Prompt –
Where a line of the listing below includes the word "color", reproduce that line.

Data provided –
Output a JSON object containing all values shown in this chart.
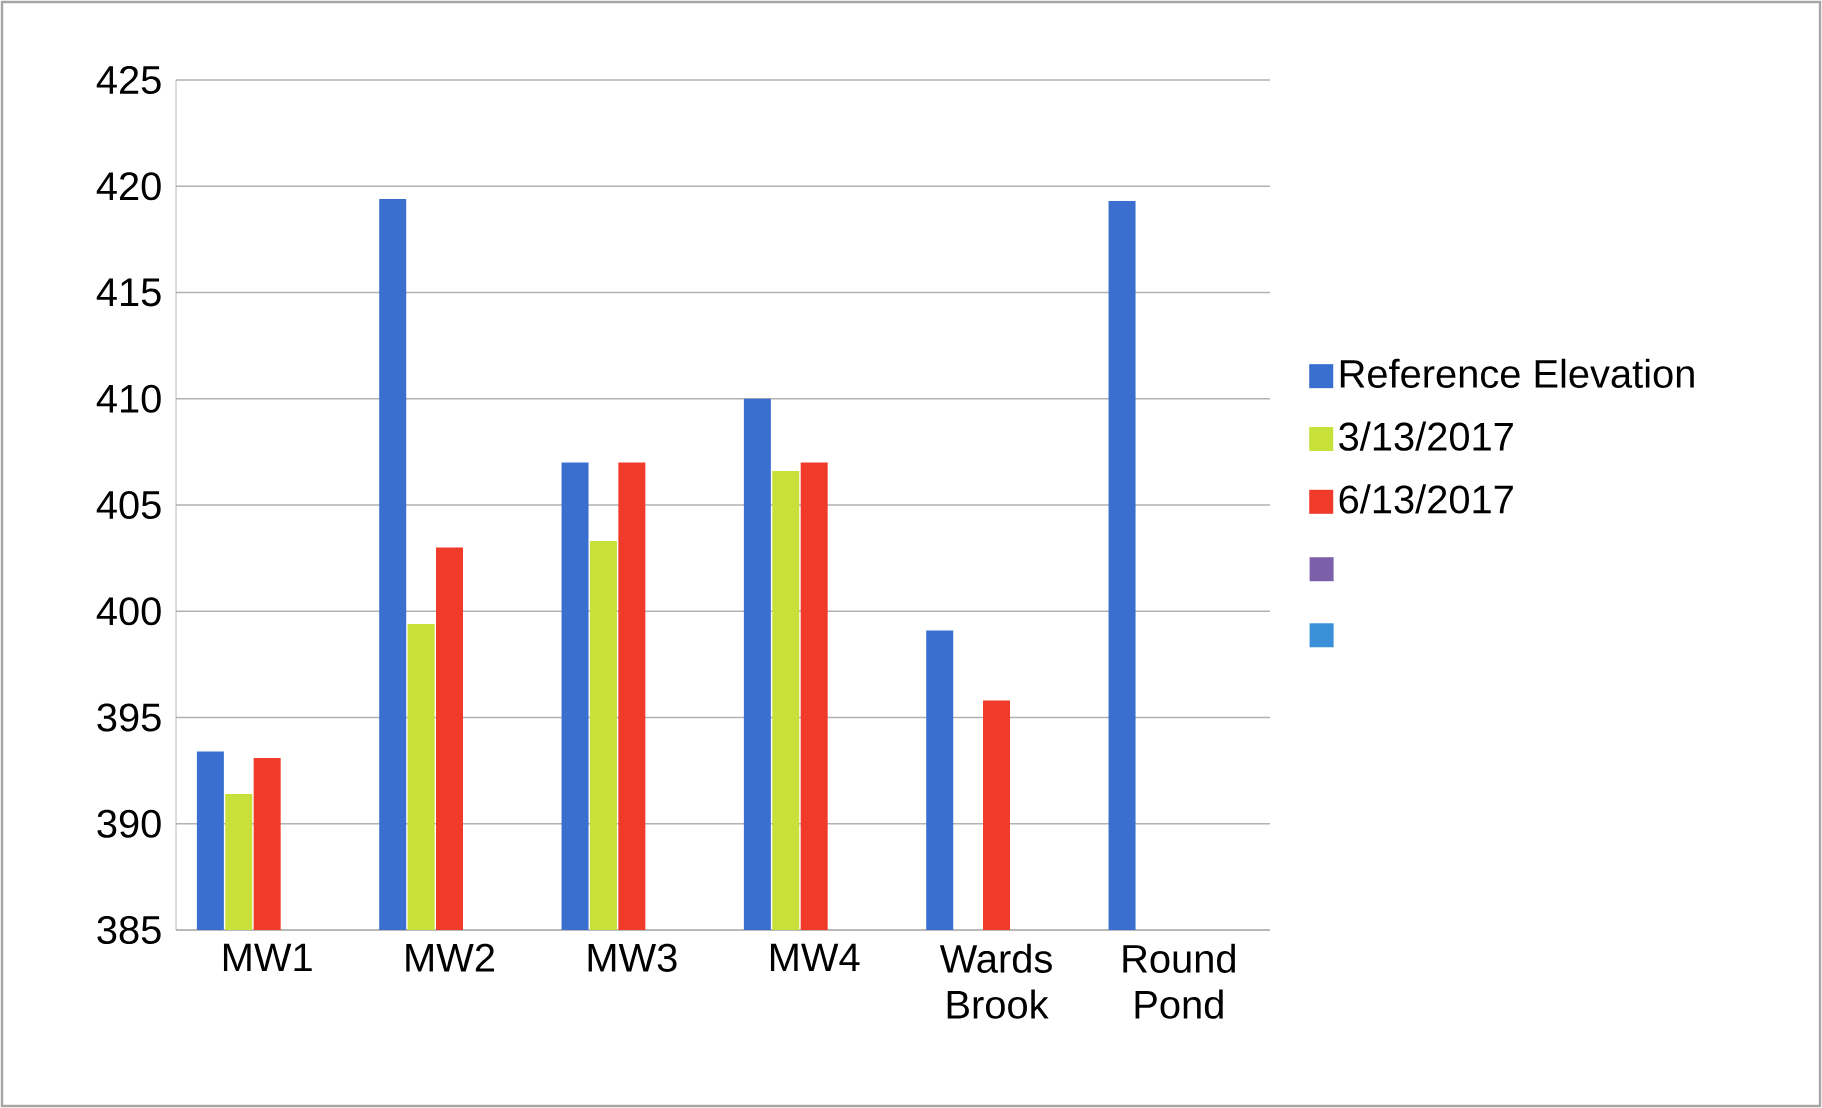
{
  "chart_data": {
    "type": "bar",
    "categories": [
      "MW1",
      "MW2",
      "MW3",
      "MW4",
      "Wards Brook",
      "Round Pond"
    ],
    "series": [
      {
        "name": "Reference Elevation",
        "color": "#3a6fd0",
        "values": [
          393.4,
          419.4,
          407.0,
          410.0,
          399.1,
          419.3
        ]
      },
      {
        "name": "3/13/2017",
        "color": "#c8e03a",
        "values": [
          391.4,
          399.4,
          403.3,
          406.6,
          null,
          null
        ]
      },
      {
        "name": "6/13/2017",
        "color": "#f03a2a",
        "values": [
          393.1,
          403.0,
          407.0,
          407.0,
          395.8,
          null
        ]
      },
      {
        "color": "#7b5fa8",
        "values": [
          null,
          null,
          null,
          null,
          null,
          null
        ]
      },
      {
        "color": "#3a8fd8",
        "values": [
          null,
          null,
          null,
          null,
          null,
          null
        ]
      }
    ],
    "ylim": [
      385,
      425
    ],
    "yticks": [
      385,
      390,
      395,
      400,
      405,
      410,
      415,
      420,
      425
    ],
    "grid": "y",
    "legend": "right"
  }
}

Exercise result –
        "color": "#3a6fd0",
        "color": "#c8e03a",
        "color": "#f03a2a",
        "color": "#7b5fa8",
        "color": "#3a8fd8",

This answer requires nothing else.